*Task requirements*: Transcribe the listing word for word.

*Working data*:
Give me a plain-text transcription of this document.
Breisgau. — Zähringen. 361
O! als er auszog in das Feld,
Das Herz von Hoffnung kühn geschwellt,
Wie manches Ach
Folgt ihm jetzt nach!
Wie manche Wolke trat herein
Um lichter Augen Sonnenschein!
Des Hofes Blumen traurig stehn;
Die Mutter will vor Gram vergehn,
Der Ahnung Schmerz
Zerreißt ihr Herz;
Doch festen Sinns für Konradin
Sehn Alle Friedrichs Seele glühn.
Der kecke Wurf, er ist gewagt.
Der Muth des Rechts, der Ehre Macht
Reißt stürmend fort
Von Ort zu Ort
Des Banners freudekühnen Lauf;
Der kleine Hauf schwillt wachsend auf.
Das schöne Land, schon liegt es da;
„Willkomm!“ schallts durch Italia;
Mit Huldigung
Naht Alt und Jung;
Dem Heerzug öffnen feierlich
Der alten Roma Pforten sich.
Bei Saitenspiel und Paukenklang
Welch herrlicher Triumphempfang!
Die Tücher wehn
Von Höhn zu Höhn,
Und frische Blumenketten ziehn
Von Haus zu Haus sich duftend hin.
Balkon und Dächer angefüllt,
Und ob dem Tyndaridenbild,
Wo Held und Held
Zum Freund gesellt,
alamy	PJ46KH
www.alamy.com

*Full solution*:
Give me a plain-text transcription of this document.
Breisgau. — Zähringen. 361
O! als er auszog in das Feld,
Das Herz von Hoffnung kühn geschwellt,
Wie manches Ach
Folgt ihm jetzt nach!
Wie manche Wolke trat herein
Um lichter Augen Sonnenschein!
Des Hofes Blumen traurig stehn;
Die Mutter will vor Gram vergehn,
Der Ahnung Schmerz
Zerreißt ihr Herz;
Doch festen Sinns für Konradin
Sehn Alle Friedrichs Seele glühn.
Der kecke Wurf, er ist gewagt.
Der Muth des Rechts, der Ehre Macht
Reißt stürmend fort
Von Ort zu Ort
Des Banners freudekühnen Lauf;
Der kleine Hauf schwillt wachsend auf.
Das schöne Land, schon liegt es da;
„Willkomm!“ schallts durch Italia;
Mit Huldigung
Naht Alt und Jung;
Dem Heerzug öffnen feierlich
Der alten Roma Pforten sich.
Bei Saitenspiel und Paukenklang
Welch herrlicher Triumphempfang!
Die Tücher wehn
Von Höhn zu Höhn,
Und frische Blumenketten ziehn
Von Haus zu Haus sich duftend hin.
Balkon und Dächer angefüllt,
Und ob dem Tyndaridenbild,
Wo Held und Held
Zum Freund gesellt,
alamy	PJ46KH
www.alamy.com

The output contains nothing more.